Work instructions
State how many lines in these records contain the word "example", and nothing else.

The data
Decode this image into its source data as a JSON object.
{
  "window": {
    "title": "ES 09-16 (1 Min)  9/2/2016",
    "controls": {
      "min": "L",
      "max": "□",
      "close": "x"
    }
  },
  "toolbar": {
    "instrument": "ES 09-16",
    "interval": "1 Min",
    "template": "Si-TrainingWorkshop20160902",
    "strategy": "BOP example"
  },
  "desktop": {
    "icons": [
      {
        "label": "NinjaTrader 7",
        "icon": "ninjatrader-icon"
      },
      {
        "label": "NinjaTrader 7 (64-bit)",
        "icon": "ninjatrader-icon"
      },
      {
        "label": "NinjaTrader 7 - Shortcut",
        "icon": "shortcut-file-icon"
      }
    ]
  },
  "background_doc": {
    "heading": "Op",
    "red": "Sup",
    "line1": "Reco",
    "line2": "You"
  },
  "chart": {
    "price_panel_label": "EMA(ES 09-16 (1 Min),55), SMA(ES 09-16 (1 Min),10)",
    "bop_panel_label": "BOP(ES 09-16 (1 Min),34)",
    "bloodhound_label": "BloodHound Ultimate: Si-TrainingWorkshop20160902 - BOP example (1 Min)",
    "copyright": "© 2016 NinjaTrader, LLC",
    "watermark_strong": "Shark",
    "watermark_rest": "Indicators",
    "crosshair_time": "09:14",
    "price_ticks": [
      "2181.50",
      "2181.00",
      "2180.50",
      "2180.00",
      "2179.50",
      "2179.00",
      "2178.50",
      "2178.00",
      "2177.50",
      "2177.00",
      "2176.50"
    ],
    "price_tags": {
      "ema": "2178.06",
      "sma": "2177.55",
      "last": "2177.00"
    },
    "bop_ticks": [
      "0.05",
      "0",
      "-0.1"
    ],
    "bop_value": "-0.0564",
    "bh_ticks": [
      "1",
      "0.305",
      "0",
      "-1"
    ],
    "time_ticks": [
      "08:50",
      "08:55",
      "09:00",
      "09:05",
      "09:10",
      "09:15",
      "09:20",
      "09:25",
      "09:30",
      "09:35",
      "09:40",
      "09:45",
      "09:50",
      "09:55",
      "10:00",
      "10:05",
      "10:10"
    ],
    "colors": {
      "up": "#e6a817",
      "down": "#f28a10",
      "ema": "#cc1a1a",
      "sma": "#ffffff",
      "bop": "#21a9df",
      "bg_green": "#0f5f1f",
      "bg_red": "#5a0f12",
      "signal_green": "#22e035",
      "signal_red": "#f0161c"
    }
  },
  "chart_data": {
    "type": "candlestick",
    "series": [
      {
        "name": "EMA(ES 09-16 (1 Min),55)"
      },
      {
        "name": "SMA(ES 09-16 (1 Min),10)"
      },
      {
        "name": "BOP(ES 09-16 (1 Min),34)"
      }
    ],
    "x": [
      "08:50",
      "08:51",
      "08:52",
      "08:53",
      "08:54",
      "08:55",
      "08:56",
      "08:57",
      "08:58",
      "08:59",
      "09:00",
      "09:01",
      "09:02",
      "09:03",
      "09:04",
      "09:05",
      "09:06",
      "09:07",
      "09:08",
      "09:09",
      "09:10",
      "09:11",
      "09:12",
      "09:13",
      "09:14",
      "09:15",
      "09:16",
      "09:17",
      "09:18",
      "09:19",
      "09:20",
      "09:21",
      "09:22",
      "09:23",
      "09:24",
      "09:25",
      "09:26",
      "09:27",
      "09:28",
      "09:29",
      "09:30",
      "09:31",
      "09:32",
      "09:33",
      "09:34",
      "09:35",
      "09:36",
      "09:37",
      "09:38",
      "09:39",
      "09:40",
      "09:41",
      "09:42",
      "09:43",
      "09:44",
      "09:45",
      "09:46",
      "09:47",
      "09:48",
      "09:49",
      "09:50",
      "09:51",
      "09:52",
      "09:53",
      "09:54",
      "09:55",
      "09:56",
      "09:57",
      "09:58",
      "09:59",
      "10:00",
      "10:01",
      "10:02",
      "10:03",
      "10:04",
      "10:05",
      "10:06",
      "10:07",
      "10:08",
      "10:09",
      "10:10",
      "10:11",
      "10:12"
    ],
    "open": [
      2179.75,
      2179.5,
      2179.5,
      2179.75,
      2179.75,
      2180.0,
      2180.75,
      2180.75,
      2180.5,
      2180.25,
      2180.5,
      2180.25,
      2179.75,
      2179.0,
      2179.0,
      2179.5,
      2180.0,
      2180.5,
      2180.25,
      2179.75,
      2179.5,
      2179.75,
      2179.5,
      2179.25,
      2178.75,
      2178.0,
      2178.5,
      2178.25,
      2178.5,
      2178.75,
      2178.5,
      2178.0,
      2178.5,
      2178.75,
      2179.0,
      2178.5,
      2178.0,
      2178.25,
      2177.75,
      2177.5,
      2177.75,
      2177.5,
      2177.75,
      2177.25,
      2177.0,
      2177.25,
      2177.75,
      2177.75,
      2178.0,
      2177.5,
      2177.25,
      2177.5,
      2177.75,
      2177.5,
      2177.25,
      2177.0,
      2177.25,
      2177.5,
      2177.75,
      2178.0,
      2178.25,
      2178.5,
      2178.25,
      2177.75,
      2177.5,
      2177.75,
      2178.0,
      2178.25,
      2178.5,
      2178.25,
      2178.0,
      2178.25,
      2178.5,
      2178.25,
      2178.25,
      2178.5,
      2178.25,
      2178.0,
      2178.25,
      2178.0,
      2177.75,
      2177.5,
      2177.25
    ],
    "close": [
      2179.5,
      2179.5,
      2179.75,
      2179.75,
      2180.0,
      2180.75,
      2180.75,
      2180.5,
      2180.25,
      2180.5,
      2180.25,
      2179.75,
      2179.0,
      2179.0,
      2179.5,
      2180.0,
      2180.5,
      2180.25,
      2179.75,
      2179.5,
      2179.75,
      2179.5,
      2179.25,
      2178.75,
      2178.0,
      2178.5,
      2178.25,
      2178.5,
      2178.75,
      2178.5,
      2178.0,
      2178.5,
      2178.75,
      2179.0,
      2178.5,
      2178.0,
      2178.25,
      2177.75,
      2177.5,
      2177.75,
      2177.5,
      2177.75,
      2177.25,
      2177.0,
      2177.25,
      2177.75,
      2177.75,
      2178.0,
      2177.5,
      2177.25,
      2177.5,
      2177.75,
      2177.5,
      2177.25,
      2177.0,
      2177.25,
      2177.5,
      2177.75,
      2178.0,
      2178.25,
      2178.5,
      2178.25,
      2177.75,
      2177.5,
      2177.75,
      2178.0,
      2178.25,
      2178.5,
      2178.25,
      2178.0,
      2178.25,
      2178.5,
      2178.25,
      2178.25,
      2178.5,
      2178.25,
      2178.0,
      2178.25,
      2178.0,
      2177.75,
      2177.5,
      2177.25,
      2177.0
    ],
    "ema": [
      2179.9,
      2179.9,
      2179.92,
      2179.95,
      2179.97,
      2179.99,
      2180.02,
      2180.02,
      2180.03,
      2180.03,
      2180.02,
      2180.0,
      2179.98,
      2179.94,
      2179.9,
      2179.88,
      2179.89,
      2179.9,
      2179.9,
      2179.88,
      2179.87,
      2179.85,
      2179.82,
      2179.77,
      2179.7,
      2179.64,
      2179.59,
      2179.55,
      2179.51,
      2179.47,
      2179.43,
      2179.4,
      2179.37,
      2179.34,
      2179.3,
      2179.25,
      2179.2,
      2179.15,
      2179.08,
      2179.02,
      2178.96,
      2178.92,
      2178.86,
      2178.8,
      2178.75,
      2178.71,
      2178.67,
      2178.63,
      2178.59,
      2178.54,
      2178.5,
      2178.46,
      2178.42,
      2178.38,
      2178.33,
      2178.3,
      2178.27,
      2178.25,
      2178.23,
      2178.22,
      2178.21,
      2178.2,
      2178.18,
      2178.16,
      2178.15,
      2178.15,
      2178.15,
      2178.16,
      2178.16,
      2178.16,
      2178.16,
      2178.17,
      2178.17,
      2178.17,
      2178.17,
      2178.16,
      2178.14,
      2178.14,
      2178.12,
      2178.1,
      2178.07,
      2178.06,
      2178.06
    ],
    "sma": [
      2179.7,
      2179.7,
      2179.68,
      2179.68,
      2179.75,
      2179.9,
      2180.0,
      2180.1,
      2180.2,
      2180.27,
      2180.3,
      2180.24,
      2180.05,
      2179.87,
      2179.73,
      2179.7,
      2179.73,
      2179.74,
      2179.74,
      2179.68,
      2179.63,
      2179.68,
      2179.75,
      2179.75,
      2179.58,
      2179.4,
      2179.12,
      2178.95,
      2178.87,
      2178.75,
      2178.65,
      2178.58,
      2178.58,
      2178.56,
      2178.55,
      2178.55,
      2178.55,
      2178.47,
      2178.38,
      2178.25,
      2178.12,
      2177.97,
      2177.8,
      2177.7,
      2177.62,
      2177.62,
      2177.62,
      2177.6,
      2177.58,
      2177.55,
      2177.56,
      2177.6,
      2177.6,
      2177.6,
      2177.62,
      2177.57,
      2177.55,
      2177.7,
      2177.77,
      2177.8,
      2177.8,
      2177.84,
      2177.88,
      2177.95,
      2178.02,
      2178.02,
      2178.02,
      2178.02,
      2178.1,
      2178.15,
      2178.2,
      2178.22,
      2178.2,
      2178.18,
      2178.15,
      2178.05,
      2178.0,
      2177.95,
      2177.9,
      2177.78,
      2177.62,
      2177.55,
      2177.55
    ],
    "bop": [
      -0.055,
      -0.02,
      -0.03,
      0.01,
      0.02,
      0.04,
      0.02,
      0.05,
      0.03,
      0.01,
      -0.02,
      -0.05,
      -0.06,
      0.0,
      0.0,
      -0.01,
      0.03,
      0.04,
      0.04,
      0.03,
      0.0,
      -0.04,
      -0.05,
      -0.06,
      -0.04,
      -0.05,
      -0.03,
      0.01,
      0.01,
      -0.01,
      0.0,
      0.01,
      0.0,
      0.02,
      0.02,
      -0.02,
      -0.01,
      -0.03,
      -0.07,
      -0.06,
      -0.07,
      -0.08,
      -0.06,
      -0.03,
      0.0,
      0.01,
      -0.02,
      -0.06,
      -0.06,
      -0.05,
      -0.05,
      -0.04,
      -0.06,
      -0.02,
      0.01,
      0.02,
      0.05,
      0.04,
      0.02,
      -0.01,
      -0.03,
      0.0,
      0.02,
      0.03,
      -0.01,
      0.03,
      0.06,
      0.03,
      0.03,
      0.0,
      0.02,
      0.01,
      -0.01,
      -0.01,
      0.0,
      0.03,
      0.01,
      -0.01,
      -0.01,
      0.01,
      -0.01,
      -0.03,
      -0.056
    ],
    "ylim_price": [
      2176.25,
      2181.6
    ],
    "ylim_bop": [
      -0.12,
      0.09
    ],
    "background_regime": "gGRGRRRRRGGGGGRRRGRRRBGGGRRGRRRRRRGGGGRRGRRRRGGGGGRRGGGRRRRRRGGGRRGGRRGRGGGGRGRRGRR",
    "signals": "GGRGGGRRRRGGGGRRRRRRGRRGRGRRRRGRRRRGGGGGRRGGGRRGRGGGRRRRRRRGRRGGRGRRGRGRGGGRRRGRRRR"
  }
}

Finished answer
2